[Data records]
--------

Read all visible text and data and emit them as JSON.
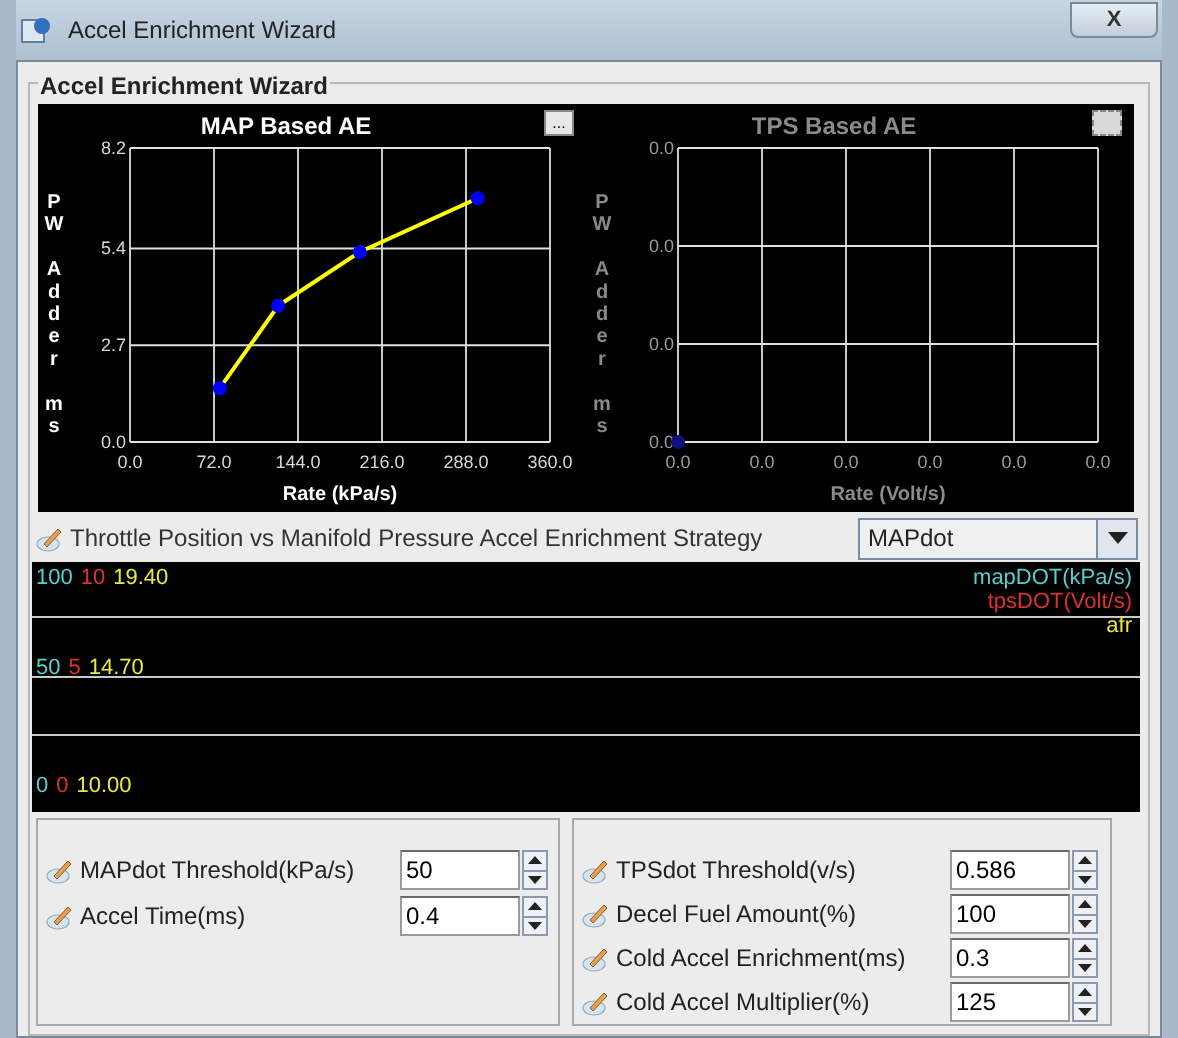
{
  "window": {
    "title": "Accel Enrichment Wizard",
    "close": "X"
  },
  "group_title": "Accel Enrichment Wizard",
  "charts": [
    {
      "disabled": false,
      "menu": "...",
      "chart_data": {
        "type": "line",
        "title": "MAP Based AE",
        "xlabel": "Rate (kPa/s)",
        "ylabel": "PW Adder ms",
        "grid": true,
        "x": [
          77,
          127,
          197,
          298
        ],
        "series": [
          {
            "color": "#ffff00",
            "marker": "circle",
            "values": [
              1.5,
              3.8,
              5.3,
              6.8
            ]
          }
        ],
        "xlim": [
          0,
          360
        ],
        "ylim": [
          0,
          8.2
        ],
        "xticks": [
          {
            "value": 0,
            "label": "0.0"
          },
          {
            "value": 72,
            "label": "72.0"
          },
          {
            "value": 144,
            "label": "144.0"
          },
          {
            "value": 216,
            "label": "216.0"
          },
          {
            "value": 288,
            "label": "288.0"
          },
          {
            "value": 360,
            "label": "360.0"
          }
        ],
        "yticks": [
          {
            "value": 0,
            "label": "0.0"
          },
          {
            "value": 2.7,
            "label": "2.7"
          },
          {
            "value": 5.4,
            "label": "5.4"
          },
          {
            "value": 8.2,
            "label": "8.2"
          }
        ]
      }
    },
    {
      "disabled": true,
      "title": "TPS Based AE",
      "xlabel": "Rate (Volt/s)",
      "ylabel": "PW Adder ms",
      "x_tick_labels": [
        "0.0",
        "0.0",
        "0.0",
        "0.0",
        "0.0",
        "0.0"
      ],
      "y_tick_labels": [
        "0.0",
        "0.0",
        "0.0",
        "0.0"
      ]
    }
  ],
  "strategy": {
    "label": "Throttle Position vs Manifold Pressure Accel Enrichment Strategy",
    "value": "MAPdot"
  },
  "strip_chart": {
    "scales": [
      [
        {
          "text": "100",
          "color": "#55d0d0"
        },
        {
          "text": "10",
          "color": "#e03030"
        },
        {
          "text": "19.40",
          "color": "#e8e840"
        }
      ],
      [
        {
          "text": "50",
          "color": "#55d0d0"
        },
        {
          "text": "5",
          "color": "#e03030"
        },
        {
          "text": "14.70",
          "color": "#e8e840"
        }
      ],
      [
        {
          "text": "0",
          "color": "#55d0d0"
        },
        {
          "text": "0",
          "color": "#e03030"
        },
        {
          "text": "10.00",
          "color": "#e8e840"
        }
      ]
    ],
    "legend": [
      {
        "text": "mapDOT(kPa/s)",
        "color": "#55d0d0"
      },
      {
        "text": "tpsDOT(Volt/s)",
        "color": "#e03030"
      },
      {
        "text": "afr",
        "color": "#e8e840"
      }
    ]
  },
  "left_fields": [
    {
      "label": "MAPdot Threshold(kPa/s)",
      "value": "50"
    },
    {
      "label": "Accel Time(ms)",
      "value": "0.4"
    }
  ],
  "right_fields": [
    {
      "label": "TPSdot Threshold(v/s)",
      "value": "0.586"
    },
    {
      "label": "Decel Fuel Amount(%)",
      "value": "100"
    },
    {
      "label": "Cold Accel Enrichment(ms)",
      "value": "0.3"
    },
    {
      "label": "Cold Accel Multiplier(%)",
      "value": "125"
    }
  ]
}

--------

(What the task requires) Copy each line from the records above that includes the string "Accel".

(Answer to this task)
    "title": "Accel Enrichment Wizard",
  "group_title": "Accel Enrichment Wizard",
    "label": "Throttle Position vs Manifold Pressure Accel Enrichment Strategy",
      "label": "Accel Time(ms)",
      "label": "Cold Accel Enrichment(ms)",
      "label": "Cold Accel Multiplier(%)",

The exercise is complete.